_Information shown_
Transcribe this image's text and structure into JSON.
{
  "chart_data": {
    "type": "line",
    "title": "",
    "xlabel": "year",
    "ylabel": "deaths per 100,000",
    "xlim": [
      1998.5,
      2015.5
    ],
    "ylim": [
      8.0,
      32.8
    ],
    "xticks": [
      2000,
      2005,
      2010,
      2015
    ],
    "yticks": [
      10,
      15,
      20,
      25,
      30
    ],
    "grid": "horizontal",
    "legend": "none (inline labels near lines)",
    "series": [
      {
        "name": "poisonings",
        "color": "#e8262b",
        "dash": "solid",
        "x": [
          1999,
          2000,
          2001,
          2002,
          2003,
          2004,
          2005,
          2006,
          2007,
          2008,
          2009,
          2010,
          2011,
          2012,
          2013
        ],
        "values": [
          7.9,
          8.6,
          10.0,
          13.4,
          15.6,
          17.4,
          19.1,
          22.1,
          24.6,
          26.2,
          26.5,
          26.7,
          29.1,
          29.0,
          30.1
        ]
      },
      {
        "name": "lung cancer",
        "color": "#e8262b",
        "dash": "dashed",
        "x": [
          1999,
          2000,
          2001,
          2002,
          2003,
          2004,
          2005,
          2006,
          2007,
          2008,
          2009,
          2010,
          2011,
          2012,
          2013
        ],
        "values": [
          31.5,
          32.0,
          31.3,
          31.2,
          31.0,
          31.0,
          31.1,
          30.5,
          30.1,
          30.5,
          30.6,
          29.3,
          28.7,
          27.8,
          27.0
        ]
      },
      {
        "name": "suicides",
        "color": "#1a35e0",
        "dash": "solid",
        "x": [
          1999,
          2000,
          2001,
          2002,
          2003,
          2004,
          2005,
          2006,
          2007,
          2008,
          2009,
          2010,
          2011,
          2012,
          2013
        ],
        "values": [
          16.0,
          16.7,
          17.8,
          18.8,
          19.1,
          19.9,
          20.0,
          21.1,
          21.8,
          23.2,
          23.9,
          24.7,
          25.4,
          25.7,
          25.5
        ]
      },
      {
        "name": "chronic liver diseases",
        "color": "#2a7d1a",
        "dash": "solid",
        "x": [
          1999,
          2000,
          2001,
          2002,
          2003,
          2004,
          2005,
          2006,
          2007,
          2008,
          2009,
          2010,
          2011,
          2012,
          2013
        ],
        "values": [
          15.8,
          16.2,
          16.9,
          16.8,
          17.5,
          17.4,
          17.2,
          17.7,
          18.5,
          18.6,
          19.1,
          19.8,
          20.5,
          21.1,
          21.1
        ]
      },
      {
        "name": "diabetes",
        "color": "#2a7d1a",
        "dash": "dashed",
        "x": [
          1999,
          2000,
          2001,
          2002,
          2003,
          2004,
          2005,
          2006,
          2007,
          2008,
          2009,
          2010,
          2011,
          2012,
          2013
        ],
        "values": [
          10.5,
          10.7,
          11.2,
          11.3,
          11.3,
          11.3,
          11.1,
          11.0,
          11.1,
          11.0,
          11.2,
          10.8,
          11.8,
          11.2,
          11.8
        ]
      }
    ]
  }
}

_Given problem_
Restate the whole of the material exactly.

_Completed task_
Transcribe this image's text and structure into JSON.
{
  "chart_data": {
    "type": "line",
    "title": "",
    "xlabel": "year",
    "ylabel": "deaths per 100,000",
    "xlim": [
      1998.5,
      2015.5
    ],
    "ylim": [
      8.0,
      32.8
    ],
    "xticks": [
      2000,
      2005,
      2010,
      2015
    ],
    "yticks": [
      10,
      15,
      20,
      25,
      30
    ],
    "grid": "horizontal",
    "legend": "none (inline labels near lines)",
    "series": [
      {
        "name": "poisonings",
        "color": "#e8262b",
        "dash": "solid",
        "x": [
          1999,
          2000,
          2001,
          2002,
          2003,
          2004,
          2005,
          2006,
          2007,
          2008,
          2009,
          2010,
          2011,
          2012,
          2013
        ],
        "values": [
          7.9,
          8.6,
          10.0,
          13.4,
          15.6,
          17.4,
          19.1,
          22.1,
          24.6,
          26.2,
          26.5,
          26.7,
          29.1,
          29.0,
          30.1
        ]
      },
      {
        "name": "lung cancer",
        "color": "#e8262b",
        "dash": "dashed",
        "x": [
          1999,
          2000,
          2001,
          2002,
          2003,
          2004,
          2005,
          2006,
          2007,
          2008,
          2009,
          2010,
          2011,
          2012,
          2013
        ],
        "values": [
          31.5,
          32.0,
          31.3,
          31.2,
          31.0,
          31.0,
          31.1,
          30.5,
          30.1,
          30.5,
          30.6,
          29.3,
          28.7,
          27.8,
          27.0
        ]
      },
      {
        "name": "suicides",
        "color": "#1a35e0",
        "dash": "solid",
        "x": [
          1999,
          2000,
          2001,
          2002,
          2003,
          2004,
          2005,
          2006,
          2007,
          2008,
          2009,
          2010,
          2011,
          2012,
          2013
        ],
        "values": [
          16.0,
          16.7,
          17.8,
          18.8,
          19.1,
          19.9,
          20.0,
          21.1,
          21.8,
          23.2,
          23.9,
          24.7,
          25.4,
          25.7,
          25.5
        ]
      },
      {
        "name": "chronic liver diseases",
        "color": "#2a7d1a",
        "dash": "solid",
        "x": [
          1999,
          2000,
          2001,
          2002,
          2003,
          2004,
          2005,
          2006,
          2007,
          2008,
          2009,
          2010,
          2011,
          2012,
          2013
        ],
        "values": [
          15.8,
          16.2,
          16.9,
          16.8,
          17.5,
          17.4,
          17.2,
          17.7,
          18.5,
          18.6,
          19.1,
          19.8,
          20.5,
          21.1,
          21.1
        ]
      },
      {
        "name": "diabetes",
        "color": "#2a7d1a",
        "dash": "dashed",
        "x": [
          1999,
          2000,
          2001,
          2002,
          2003,
          2004,
          2005,
          2006,
          2007,
          2008,
          2009,
          2010,
          2011,
          2012,
          2013
        ],
        "values": [
          10.5,
          10.7,
          11.2,
          11.3,
          11.3,
          11.3,
          11.1,
          11.0,
          11.1,
          11.0,
          11.2,
          10.8,
          11.8,
          11.2,
          11.8
        ]
      }
    ]
  }
}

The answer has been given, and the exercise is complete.